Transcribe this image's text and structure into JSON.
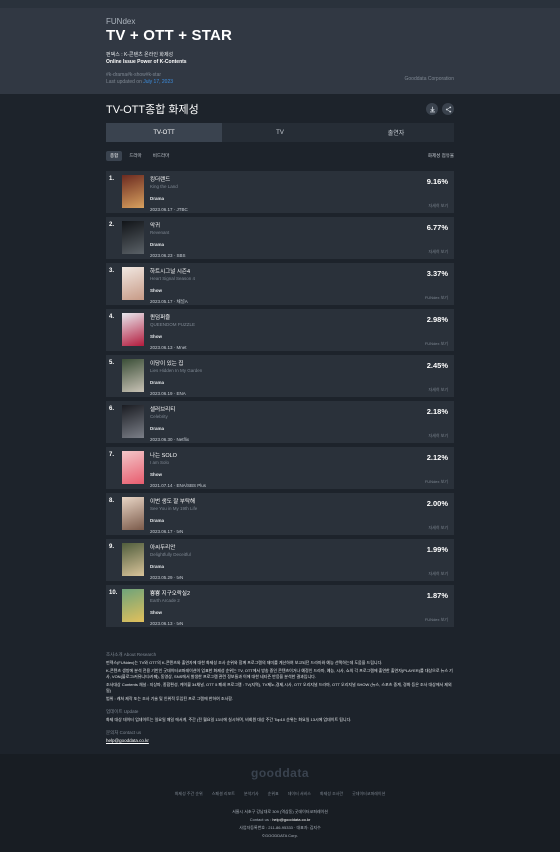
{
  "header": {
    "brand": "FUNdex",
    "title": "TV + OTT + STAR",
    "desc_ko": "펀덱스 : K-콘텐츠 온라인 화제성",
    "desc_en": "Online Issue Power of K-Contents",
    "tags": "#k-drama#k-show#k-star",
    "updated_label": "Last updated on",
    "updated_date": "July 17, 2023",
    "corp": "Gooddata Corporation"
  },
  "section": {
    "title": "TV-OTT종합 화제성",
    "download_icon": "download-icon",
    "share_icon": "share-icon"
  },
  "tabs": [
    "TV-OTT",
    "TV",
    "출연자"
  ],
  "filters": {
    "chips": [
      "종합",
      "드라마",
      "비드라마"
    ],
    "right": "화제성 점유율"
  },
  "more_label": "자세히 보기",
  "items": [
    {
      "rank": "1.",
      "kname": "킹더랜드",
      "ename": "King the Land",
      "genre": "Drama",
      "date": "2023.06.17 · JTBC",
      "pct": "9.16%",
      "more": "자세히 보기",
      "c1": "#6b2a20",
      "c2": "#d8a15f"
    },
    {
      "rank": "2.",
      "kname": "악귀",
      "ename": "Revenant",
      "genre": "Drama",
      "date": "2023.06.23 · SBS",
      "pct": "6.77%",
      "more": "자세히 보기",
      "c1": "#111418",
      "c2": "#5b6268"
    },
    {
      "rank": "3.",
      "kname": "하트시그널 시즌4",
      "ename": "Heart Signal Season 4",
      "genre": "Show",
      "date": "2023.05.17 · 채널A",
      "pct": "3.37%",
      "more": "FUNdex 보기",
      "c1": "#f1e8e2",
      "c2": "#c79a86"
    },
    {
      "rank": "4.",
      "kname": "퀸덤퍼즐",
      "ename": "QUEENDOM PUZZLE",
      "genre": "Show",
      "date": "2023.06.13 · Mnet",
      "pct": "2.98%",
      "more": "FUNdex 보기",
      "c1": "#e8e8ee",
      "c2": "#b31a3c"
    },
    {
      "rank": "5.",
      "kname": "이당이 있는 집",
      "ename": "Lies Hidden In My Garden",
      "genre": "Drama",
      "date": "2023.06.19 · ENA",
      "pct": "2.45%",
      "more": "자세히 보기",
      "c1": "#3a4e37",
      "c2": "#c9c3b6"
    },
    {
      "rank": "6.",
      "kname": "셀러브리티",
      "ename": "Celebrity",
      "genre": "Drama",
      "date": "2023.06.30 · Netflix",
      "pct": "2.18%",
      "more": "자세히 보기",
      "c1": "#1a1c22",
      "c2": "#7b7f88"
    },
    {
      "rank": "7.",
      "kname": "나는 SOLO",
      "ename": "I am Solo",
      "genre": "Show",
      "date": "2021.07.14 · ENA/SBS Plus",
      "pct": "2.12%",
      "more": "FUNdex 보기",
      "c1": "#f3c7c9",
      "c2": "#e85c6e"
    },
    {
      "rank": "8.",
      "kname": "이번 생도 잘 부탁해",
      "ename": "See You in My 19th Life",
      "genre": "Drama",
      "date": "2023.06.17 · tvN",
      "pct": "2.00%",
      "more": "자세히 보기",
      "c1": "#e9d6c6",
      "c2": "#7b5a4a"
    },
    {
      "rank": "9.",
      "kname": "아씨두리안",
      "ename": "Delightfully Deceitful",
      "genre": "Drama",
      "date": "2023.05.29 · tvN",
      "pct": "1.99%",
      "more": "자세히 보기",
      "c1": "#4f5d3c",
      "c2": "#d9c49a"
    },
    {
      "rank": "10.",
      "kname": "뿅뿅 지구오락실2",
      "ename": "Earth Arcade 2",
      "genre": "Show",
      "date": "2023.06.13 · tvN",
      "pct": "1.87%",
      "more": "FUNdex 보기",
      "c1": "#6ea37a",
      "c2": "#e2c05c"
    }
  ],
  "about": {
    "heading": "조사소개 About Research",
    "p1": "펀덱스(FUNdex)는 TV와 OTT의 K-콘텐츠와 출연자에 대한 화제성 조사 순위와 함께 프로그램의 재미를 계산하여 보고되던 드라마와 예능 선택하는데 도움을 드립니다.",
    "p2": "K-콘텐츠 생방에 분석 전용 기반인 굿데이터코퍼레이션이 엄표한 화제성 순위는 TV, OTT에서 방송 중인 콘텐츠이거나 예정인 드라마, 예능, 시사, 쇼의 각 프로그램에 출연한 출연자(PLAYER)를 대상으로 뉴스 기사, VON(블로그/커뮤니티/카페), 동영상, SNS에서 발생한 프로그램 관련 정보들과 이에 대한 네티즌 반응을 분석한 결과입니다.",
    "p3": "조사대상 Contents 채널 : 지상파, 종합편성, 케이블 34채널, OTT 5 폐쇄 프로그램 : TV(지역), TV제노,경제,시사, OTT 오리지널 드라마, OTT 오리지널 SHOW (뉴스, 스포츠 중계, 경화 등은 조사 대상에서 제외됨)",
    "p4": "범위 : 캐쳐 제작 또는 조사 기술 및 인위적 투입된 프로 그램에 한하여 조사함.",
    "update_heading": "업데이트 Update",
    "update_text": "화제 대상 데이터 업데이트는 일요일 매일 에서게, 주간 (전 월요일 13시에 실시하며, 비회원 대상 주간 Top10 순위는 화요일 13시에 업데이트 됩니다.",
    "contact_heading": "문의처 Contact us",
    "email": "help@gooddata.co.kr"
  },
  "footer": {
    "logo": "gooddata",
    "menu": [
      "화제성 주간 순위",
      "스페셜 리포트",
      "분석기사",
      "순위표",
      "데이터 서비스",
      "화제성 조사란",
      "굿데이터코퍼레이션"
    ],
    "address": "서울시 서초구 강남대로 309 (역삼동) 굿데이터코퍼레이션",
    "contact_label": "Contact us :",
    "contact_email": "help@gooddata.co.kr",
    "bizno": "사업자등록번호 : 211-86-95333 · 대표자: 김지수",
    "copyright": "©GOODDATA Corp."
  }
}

____

▸ Requirements: Repeat every record precisely. Any picture among them stays out of the copy.

▸ Expected answer:
Transcribe this image's text and structure into JSON.
{
  "header": {
    "brand": "FUNdex",
    "title": "TV + OTT + STAR",
    "desc_ko": "펀덱스 : K-콘텐츠 온라인 화제성",
    "desc_en": "Online Issue Power of K-Contents",
    "tags": "#k-drama#k-show#k-star",
    "updated_label": "Last updated on",
    "updated_date": "July 17, 2023",
    "corp": "Gooddata Corporation"
  },
  "section": {
    "title": "TV-OTT종합 화제성",
    "download_icon": "download-icon",
    "share_icon": "share-icon"
  },
  "tabs": [
    "TV-OTT",
    "TV",
    "출연자"
  ],
  "filters": {
    "chips": [
      "종합",
      "드라마",
      "비드라마"
    ],
    "right": "화제성 점유율"
  },
  "more_label": "자세히 보기",
  "items": [
    {
      "rank": "1.",
      "kname": "킹더랜드",
      "ename": "King the Land",
      "genre": "Drama",
      "date": "2023.06.17 · JTBC",
      "pct": "9.16%",
      "more": "자세히 보기",
      "c1": "#6b2a20",
      "c2": "#d8a15f"
    },
    {
      "rank": "2.",
      "kname": "악귀",
      "ename": "Revenant",
      "genre": "Drama",
      "date": "2023.06.23 · SBS",
      "pct": "6.77%",
      "more": "자세히 보기",
      "c1": "#111418",
      "c2": "#5b6268"
    },
    {
      "rank": "3.",
      "kname": "하트시그널 시즌4",
      "ename": "Heart Signal Season 4",
      "genre": "Show",
      "date": "2023.05.17 · 채널A",
      "pct": "3.37%",
      "more": "FUNdex 보기",
      "c1": "#f1e8e2",
      "c2": "#c79a86"
    },
    {
      "rank": "4.",
      "kname": "퀸덤퍼즐",
      "ename": "QUEENDOM PUZZLE",
      "genre": "Show",
      "date": "2023.06.13 · Mnet",
      "pct": "2.98%",
      "more": "FUNdex 보기",
      "c1": "#e8e8ee",
      "c2": "#b31a3c"
    },
    {
      "rank": "5.",
      "kname": "이당이 있는 집",
      "ename": "Lies Hidden In My Garden",
      "genre": "Drama",
      "date": "2023.06.19 · ENA",
      "pct": "2.45%",
      "more": "자세히 보기",
      "c1": "#3a4e37",
      "c2": "#c9c3b6"
    },
    {
      "rank": "6.",
      "kname": "셀러브리티",
      "ename": "Celebrity",
      "genre": "Drama",
      "date": "2023.06.30 · Netflix",
      "pct": "2.18%",
      "more": "자세히 보기",
      "c1": "#1a1c22",
      "c2": "#7b7f88"
    },
    {
      "rank": "7.",
      "kname": "나는 SOLO",
      "ename": "I am Solo",
      "genre": "Show",
      "date": "2021.07.14 · ENA/SBS Plus",
      "pct": "2.12%",
      "more": "FUNdex 보기",
      "c1": "#f3c7c9",
      "c2": "#e85c6e"
    },
    {
      "rank": "8.",
      "kname": "이번 생도 잘 부탁해",
      "ename": "See You in My 19th Life",
      "genre": "Drama",
      "date": "2023.06.17 · tvN",
      "pct": "2.00%",
      "more": "자세히 보기",
      "c1": "#e9d6c6",
      "c2": "#7b5a4a"
    },
    {
      "rank": "9.",
      "kname": "아씨두리안",
      "ename": "Delightfully Deceitful",
      "genre": "Drama",
      "date": "2023.05.29 · tvN",
      "pct": "1.99%",
      "more": "자세히 보기",
      "c1": "#4f5d3c",
      "c2": "#d9c49a"
    },
    {
      "rank": "10.",
      "kname": "뿅뿅 지구오락실2",
      "ename": "Earth Arcade 2",
      "genre": "Show",
      "date": "2023.06.13 · tvN",
      "pct": "1.87%",
      "more": "FUNdex 보기",
      "c1": "#6ea37a",
      "c2": "#e2c05c"
    }
  ],
  "about": {
    "heading": "조사소개 About Research",
    "p1": "펀덱스(FUNdex)는 TV와 OTT의 K-콘텐츠와 출연자에 대한 화제성 조사 순위와 함께 프로그램의 재미를 계산하여 보고되던 드라마와 예능 선택하는데 도움을 드립니다.",
    "p2": "K-콘텐츠 생방에 분석 전용 기반인 굿데이터코퍼레이션이 엄표한 화제성 순위는 TV, OTT에서 방송 중인 콘텐츠이거나 예정인 드라마, 예능, 시사, 쇼의 각 프로그램에 출연한 출연자(PLAYER)를 대상으로 뉴스 기사, VON(블로그/커뮤니티/카페), 동영상, SNS에서 발생한 프로그램 관련 정보들과 이에 대한 네티즌 반응을 분석한 결과입니다.",
    "p3": "조사대상 Contents 채널 : 지상파, 종합편성, 케이블 34채널, OTT 5 폐쇄 프로그램 : TV(지역), TV제노,경제,시사, OTT 오리지널 드라마, OTT 오리지널 SHOW (뉴스, 스포츠 중계, 경화 등은 조사 대상에서 제외됨)",
    "p4": "범위 : 캐쳐 제작 또는 조사 기술 및 인위적 투입된 프로 그램에 한하여 조사함.",
    "update_heading": "업데이트 Update",
    "update_text": "화제 대상 데이터 업데이트는 일요일 매일 에서게, 주간 (전 월요일 13시에 실시하며, 비회원 대상 주간 Top10 순위는 화요일 13시에 업데이트 됩니다.",
    "contact_heading": "문의처 Contact us",
    "email": "help@gooddata.co.kr"
  },
  "footer": {
    "logo": "gooddata",
    "menu": [
      "화제성 주간 순위",
      "스페셜 리포트",
      "분석기사",
      "순위표",
      "데이터 서비스",
      "화제성 조사란",
      "굿데이터코퍼레이션"
    ],
    "address": "서울시 서초구 강남대로 309 (역삼동) 굿데이터코퍼레이션",
    "contact_label": "Contact us :",
    "contact_email": "help@gooddata.co.kr",
    "bizno": "사업자등록번호 : 211-86-95333 · 대표자: 김지수",
    "copyright": "©GOODDATA Corp."
  }
}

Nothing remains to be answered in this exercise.